_Exercise inputs_.
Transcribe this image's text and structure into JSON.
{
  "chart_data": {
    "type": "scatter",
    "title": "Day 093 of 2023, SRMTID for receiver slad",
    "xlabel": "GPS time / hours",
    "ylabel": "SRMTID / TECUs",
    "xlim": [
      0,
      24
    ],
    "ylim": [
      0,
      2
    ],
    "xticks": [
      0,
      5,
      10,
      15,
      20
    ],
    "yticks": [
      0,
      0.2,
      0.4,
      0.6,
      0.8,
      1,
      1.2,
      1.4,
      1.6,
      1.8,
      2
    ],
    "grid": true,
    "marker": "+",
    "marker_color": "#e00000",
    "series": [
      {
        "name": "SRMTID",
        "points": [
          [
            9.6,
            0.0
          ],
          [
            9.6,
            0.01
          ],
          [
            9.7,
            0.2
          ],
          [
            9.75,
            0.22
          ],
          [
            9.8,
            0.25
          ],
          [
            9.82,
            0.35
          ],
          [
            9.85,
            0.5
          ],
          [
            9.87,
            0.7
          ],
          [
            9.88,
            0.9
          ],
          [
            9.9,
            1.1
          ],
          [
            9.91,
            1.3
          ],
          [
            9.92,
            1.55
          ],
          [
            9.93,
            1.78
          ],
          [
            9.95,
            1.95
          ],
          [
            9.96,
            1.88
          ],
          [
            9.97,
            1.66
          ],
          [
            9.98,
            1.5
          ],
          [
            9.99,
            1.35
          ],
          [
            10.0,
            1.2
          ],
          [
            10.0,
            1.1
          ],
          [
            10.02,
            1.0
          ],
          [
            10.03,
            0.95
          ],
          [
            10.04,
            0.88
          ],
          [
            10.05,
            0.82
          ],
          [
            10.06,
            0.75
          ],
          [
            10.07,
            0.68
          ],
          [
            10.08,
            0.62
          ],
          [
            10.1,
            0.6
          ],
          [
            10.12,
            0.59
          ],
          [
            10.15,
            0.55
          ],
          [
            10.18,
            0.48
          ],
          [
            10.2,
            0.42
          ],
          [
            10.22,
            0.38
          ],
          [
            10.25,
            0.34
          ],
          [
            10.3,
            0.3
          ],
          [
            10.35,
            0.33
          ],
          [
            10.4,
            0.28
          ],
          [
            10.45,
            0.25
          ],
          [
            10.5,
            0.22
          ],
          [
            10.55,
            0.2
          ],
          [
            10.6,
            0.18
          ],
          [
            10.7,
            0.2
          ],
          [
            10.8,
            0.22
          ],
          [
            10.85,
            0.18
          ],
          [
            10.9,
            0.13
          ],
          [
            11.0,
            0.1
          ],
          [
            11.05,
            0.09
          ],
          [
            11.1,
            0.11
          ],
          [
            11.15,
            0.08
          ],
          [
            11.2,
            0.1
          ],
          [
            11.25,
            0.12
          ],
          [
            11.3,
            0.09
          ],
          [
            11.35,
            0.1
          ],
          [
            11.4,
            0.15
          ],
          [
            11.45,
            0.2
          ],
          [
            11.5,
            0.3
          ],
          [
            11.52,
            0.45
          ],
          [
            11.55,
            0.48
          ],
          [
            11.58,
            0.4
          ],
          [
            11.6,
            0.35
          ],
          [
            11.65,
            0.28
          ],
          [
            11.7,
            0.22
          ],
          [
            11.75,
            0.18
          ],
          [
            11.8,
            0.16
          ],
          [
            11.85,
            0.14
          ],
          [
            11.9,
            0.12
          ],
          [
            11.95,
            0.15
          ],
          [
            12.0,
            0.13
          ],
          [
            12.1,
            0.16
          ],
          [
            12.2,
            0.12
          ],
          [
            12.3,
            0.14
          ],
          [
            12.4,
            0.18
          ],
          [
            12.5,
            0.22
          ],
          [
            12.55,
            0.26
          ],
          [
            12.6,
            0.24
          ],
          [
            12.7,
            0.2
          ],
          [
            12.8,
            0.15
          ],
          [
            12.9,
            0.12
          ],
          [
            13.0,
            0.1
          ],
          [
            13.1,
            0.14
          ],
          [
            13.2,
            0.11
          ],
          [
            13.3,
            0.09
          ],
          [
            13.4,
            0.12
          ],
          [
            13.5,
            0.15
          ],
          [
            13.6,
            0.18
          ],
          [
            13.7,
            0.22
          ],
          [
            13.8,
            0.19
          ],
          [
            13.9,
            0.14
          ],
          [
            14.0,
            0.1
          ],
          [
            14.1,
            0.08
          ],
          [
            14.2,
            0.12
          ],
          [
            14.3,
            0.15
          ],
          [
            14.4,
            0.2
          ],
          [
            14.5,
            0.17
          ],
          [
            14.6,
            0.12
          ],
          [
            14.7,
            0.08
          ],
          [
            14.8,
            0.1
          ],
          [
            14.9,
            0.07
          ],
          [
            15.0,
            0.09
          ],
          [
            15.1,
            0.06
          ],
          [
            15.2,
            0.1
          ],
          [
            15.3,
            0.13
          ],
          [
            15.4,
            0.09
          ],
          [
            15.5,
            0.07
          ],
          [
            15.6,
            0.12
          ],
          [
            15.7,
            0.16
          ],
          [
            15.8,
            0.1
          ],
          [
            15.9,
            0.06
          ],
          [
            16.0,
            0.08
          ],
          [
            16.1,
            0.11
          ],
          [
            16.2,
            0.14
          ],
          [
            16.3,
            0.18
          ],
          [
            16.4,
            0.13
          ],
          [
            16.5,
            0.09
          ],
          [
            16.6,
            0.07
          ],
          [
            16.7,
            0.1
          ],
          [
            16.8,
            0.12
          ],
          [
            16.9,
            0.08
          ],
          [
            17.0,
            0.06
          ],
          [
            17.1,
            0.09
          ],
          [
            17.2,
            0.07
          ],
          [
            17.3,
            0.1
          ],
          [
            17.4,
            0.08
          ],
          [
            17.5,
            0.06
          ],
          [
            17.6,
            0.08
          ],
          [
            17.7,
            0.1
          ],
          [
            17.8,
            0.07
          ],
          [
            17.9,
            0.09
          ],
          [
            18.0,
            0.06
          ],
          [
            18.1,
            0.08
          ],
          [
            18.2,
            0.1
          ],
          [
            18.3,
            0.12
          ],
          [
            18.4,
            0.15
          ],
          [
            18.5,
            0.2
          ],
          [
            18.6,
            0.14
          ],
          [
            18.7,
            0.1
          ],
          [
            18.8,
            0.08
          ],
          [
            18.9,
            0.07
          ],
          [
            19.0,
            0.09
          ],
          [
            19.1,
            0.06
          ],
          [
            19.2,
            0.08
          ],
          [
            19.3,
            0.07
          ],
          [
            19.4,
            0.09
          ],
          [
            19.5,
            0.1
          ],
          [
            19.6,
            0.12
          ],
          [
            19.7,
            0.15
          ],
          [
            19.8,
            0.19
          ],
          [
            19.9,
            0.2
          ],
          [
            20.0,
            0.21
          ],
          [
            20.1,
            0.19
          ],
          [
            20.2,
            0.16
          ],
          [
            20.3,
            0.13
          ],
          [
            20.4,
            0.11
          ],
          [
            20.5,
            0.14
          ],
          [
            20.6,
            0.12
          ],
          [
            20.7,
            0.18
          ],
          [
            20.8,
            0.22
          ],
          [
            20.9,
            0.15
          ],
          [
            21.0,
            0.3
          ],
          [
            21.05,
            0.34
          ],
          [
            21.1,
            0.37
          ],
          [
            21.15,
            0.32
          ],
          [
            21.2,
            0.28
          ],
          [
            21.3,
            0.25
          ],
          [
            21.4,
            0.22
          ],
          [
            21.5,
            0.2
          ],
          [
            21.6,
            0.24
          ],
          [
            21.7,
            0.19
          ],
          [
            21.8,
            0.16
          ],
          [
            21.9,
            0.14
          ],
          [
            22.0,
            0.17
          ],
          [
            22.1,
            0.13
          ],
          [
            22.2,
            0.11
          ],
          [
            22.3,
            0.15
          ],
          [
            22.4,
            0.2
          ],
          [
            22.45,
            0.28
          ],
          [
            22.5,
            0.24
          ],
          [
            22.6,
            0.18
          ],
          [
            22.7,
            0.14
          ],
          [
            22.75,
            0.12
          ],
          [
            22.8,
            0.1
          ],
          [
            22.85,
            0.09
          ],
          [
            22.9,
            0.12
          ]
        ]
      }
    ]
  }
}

_Task to carry out_. In the listing above, locate each line with "SRMTID" and copy it.

_Result of the task_.
    "title": "Day 093 of 2023, SRMTID for receiver slad",
    "ylabel": "SRMTID / TECUs",
        "name": "SRMTID",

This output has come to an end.